Written instruction ->
Return all lines in the material below that contain "this".

Data lines ->

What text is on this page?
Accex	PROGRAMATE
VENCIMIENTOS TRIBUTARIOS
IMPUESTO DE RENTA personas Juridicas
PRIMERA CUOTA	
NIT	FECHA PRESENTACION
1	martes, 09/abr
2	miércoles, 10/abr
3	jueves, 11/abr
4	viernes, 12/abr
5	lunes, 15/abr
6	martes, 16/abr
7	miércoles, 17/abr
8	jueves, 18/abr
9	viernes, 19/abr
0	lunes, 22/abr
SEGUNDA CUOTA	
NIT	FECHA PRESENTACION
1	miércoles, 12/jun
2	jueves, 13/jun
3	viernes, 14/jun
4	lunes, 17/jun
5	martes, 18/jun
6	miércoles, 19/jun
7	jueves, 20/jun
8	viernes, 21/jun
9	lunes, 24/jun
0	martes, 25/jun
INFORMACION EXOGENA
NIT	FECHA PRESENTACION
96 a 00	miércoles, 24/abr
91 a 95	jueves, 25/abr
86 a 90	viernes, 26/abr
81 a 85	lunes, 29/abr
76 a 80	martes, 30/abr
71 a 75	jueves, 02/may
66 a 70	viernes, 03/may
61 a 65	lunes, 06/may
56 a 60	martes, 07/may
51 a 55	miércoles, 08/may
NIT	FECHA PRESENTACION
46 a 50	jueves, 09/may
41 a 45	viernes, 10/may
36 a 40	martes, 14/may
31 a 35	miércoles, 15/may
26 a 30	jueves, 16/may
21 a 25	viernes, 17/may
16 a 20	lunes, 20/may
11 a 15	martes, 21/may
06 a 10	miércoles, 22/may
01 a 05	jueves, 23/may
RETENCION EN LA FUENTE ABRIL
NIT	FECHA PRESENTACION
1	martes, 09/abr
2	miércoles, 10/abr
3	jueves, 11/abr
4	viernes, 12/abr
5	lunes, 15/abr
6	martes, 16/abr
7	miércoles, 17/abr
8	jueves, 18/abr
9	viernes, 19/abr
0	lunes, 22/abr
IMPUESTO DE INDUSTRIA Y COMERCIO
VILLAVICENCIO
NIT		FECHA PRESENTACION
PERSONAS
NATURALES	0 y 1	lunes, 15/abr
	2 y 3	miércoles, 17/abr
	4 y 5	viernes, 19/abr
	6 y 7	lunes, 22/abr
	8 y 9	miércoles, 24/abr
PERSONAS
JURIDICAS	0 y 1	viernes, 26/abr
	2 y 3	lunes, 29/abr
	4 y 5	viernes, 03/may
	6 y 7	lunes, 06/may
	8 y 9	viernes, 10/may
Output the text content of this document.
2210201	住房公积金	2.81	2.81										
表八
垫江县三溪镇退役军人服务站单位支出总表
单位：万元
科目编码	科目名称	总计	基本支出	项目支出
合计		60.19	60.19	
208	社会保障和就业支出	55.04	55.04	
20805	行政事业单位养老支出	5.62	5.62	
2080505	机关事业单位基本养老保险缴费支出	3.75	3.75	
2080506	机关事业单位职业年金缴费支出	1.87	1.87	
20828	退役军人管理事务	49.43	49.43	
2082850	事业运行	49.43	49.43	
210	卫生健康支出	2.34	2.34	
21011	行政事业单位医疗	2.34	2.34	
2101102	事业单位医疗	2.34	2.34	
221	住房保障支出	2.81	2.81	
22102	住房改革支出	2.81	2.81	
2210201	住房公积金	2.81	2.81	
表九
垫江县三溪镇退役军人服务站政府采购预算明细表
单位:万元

Correct result ->
What text is on this page?
Output the text content of this document.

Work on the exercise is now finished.